- [Material]:
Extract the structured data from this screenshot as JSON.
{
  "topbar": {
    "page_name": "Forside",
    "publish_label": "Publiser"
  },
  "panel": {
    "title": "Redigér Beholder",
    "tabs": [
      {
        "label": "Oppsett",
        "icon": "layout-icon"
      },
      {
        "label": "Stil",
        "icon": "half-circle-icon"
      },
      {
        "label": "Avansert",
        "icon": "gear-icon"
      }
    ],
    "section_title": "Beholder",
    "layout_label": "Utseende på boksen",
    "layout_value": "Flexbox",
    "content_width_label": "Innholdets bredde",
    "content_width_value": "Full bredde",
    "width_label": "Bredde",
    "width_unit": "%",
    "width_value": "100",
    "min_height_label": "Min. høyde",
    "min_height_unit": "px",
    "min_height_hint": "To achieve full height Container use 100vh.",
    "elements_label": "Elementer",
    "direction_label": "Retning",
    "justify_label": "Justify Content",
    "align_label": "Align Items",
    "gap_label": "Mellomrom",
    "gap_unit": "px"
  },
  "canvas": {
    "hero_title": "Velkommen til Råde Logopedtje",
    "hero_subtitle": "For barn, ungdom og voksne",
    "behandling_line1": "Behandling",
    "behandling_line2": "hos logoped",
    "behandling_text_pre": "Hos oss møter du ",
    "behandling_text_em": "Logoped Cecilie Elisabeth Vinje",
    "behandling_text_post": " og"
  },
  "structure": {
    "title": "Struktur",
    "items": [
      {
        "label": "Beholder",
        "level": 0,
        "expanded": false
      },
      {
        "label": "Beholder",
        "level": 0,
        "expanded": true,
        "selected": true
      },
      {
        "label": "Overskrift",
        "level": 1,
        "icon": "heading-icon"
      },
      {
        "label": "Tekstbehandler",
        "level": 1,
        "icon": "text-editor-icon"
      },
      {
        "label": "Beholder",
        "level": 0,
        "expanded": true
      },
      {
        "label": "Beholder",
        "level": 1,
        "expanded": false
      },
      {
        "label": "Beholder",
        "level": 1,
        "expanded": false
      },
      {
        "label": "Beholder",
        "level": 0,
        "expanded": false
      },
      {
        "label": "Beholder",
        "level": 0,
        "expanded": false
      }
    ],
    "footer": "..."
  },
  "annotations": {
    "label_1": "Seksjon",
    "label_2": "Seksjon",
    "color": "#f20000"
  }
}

- [Task details]: Please reproduce all of the entries exactly as they stand.

- [Correct answer]:
Extract the structured data from this screenshot as JSON.
{
  "topbar": {
    "page_name": "Forside",
    "publish_label": "Publiser"
  },
  "panel": {
    "title": "Redigér Beholder",
    "tabs": [
      {
        "label": "Oppsett",
        "icon": "layout-icon"
      },
      {
        "label": "Stil",
        "icon": "half-circle-icon"
      },
      {
        "label": "Avansert",
        "icon": "gear-icon"
      }
    ],
    "section_title": "Beholder",
    "layout_label": "Utseende på boksen",
    "layout_value": "Flexbox",
    "content_width_label": "Innholdets bredde",
    "content_width_value": "Full bredde",
    "width_label": "Bredde",
    "width_unit": "%",
    "width_value": "100",
    "min_height_label": "Min. høyde",
    "min_height_unit": "px",
    "min_height_hint": "To achieve full height Container use 100vh.",
    "elements_label": "Elementer",
    "direction_label": "Retning",
    "justify_label": "Justify Content",
    "align_label": "Align Items",
    "gap_label": "Mellomrom",
    "gap_unit": "px"
  },
  "canvas": {
    "hero_title": "Velkommen til Råde Logopedtje",
    "hero_subtitle": "For barn, ungdom og voksne",
    "behandling_line1": "Behandling",
    "behandling_line2": "hos logoped",
    "behandling_text_pre": "Hos oss møter du ",
    "behandling_text_em": "Logoped Cecilie Elisabeth Vinje",
    "behandling_text_post": " og"
  },
  "structure": {
    "title": "Struktur",
    "items": [
      {
        "label": "Beholder",
        "level": 0,
        "expanded": false
      },
      {
        "label": "Beholder",
        "level": 0,
        "expanded": true,
        "selected": true
      },
      {
        "label": "Overskrift",
        "level": 1,
        "icon": "heading-icon"
      },
      {
        "label": "Tekstbehandler",
        "level": 1,
        "icon": "text-editor-icon"
      },
      {
        "label": "Beholder",
        "level": 0,
        "expanded": true
      },
      {
        "label": "Beholder",
        "level": 1,
        "expanded": false
      },
      {
        "label": "Beholder",
        "level": 1,
        "expanded": false
      },
      {
        "label": "Beholder",
        "level": 0,
        "expanded": false
      },
      {
        "label": "Beholder",
        "level": 0,
        "expanded": false
      }
    ],
    "footer": "..."
  },
  "annotations": {
    "label_1": "Seksjon",
    "label_2": "Seksjon",
    "color": "#f20000"
  }
}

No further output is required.